Print out each record below, unaltered and complete, without its images.
>> START
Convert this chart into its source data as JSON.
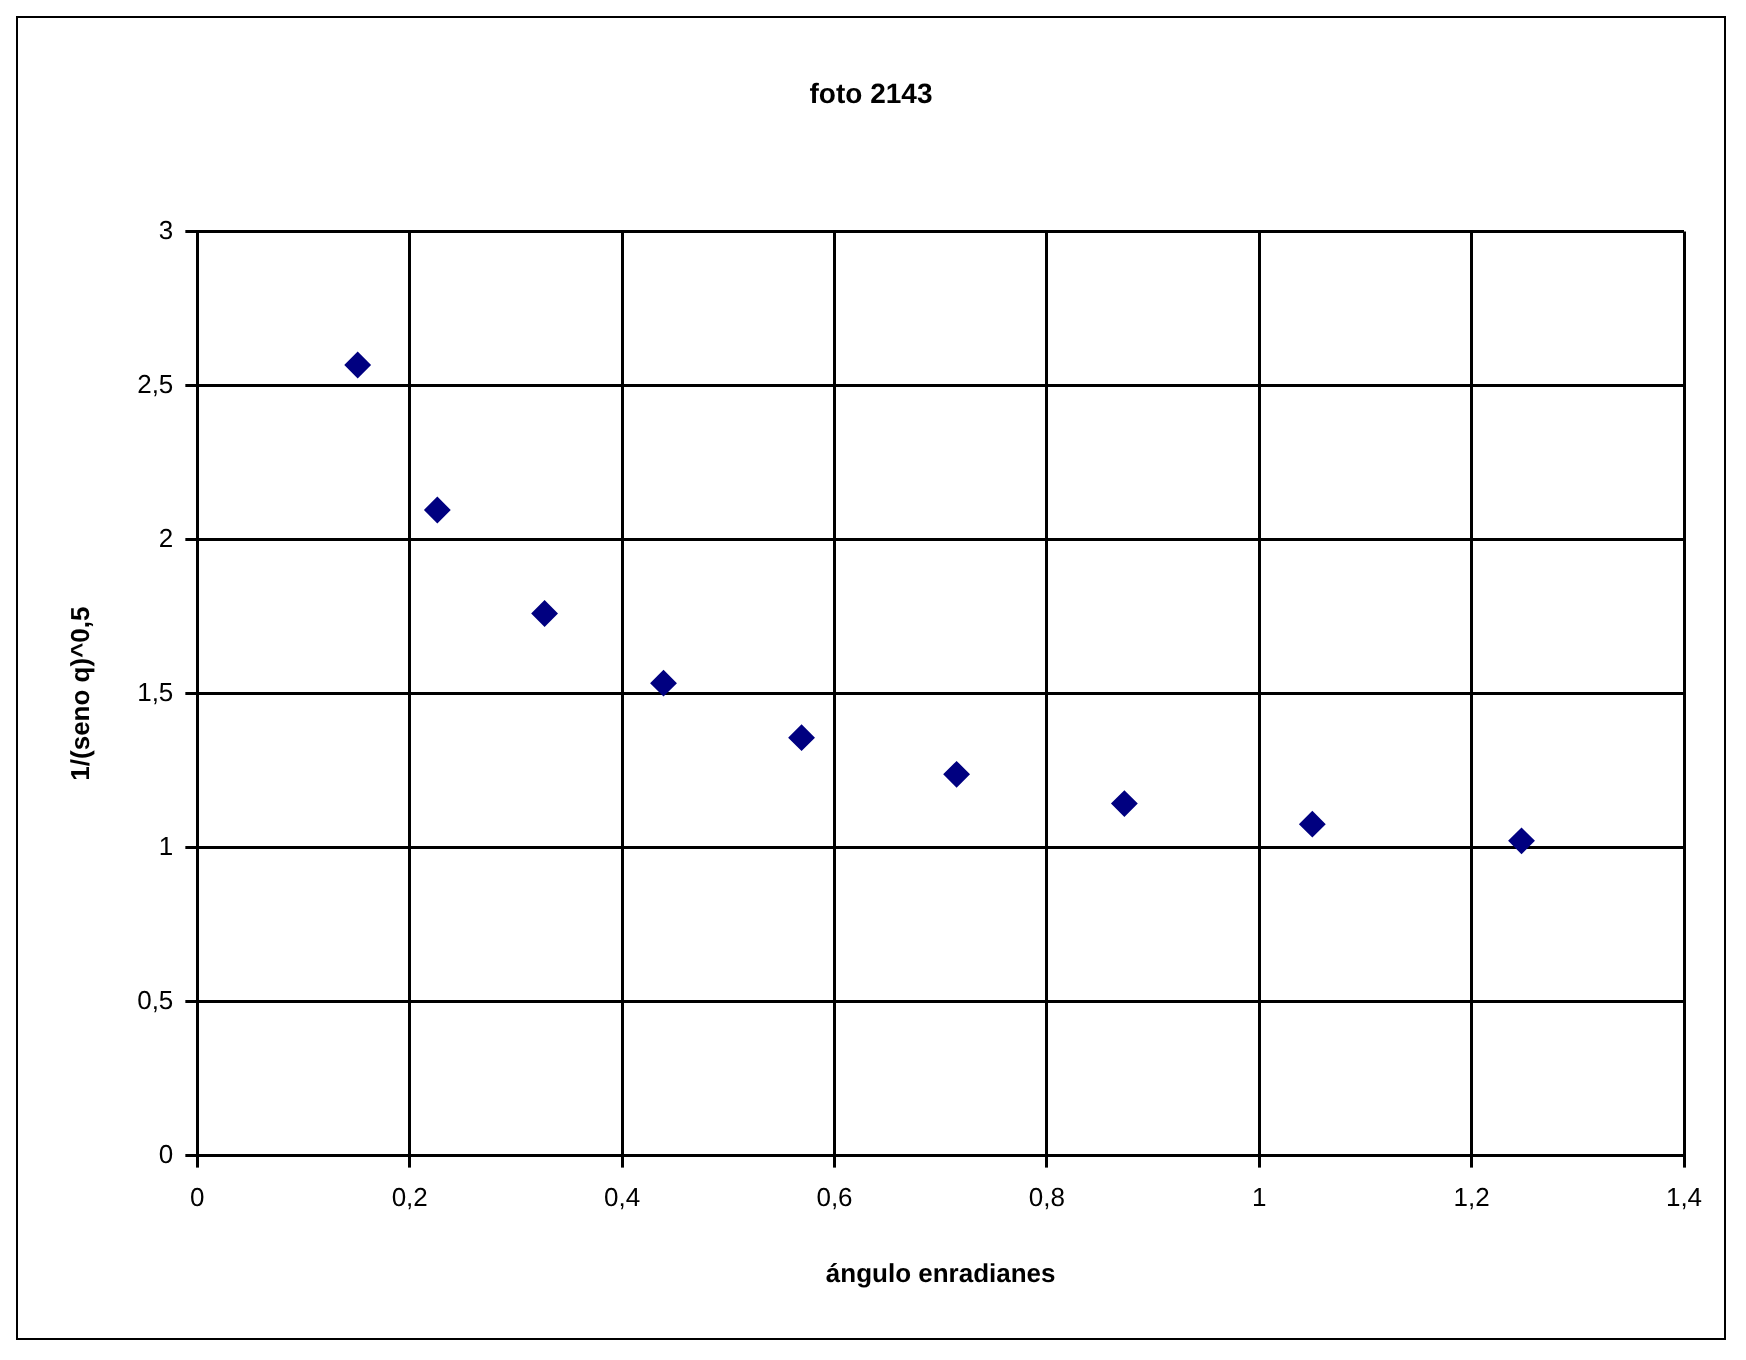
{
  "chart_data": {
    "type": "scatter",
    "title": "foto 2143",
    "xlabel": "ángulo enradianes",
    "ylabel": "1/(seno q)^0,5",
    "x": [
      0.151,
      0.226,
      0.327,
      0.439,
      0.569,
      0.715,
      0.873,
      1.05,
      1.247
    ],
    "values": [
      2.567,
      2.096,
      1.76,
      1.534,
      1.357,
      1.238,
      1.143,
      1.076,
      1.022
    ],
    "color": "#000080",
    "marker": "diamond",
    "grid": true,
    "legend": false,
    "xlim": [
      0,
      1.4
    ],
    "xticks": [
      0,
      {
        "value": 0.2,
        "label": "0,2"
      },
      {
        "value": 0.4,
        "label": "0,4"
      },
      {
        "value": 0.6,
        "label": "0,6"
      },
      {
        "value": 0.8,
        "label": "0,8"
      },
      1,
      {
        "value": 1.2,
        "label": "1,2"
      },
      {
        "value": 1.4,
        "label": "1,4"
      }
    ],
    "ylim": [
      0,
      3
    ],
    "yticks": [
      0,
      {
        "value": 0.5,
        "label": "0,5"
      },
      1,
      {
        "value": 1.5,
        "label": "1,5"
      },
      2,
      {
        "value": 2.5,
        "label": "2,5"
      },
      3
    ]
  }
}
>> END
• **Result**
Convert this chart into its source data as JSON.
{
  "chart_data": {
    "type": "scatter",
    "title": "foto 2143",
    "xlabel": "ángulo enradianes",
    "ylabel": "1/(seno q)^0,5",
    "x": [
      0.151,
      0.226,
      0.327,
      0.439,
      0.569,
      0.715,
      0.873,
      1.05,
      1.247
    ],
    "values": [
      2.567,
      2.096,
      1.76,
      1.534,
      1.357,
      1.238,
      1.143,
      1.076,
      1.022
    ],
    "color": "#000080",
    "marker": "diamond",
    "grid": true,
    "legend": false,
    "xlim": [
      0,
      1.4
    ],
    "xticks": [
      0,
      {
        "value": 0.2,
        "label": "0,2"
      },
      {
        "value": 0.4,
        "label": "0,4"
      },
      {
        "value": 0.6,
        "label": "0,6"
      },
      {
        "value": 0.8,
        "label": "0,8"
      },
      1,
      {
        "value": 1.2,
        "label": "1,2"
      },
      {
        "value": 1.4,
        "label": "1,4"
      }
    ],
    "ylim": [
      0,
      3
    ],
    "yticks": [
      0,
      {
        "value": 0.5,
        "label": "0,5"
      },
      1,
      {
        "value": 1.5,
        "label": "1,5"
      },
      2,
      {
        "value": 2.5,
        "label": "2,5"
      },
      3
    ]
  }
}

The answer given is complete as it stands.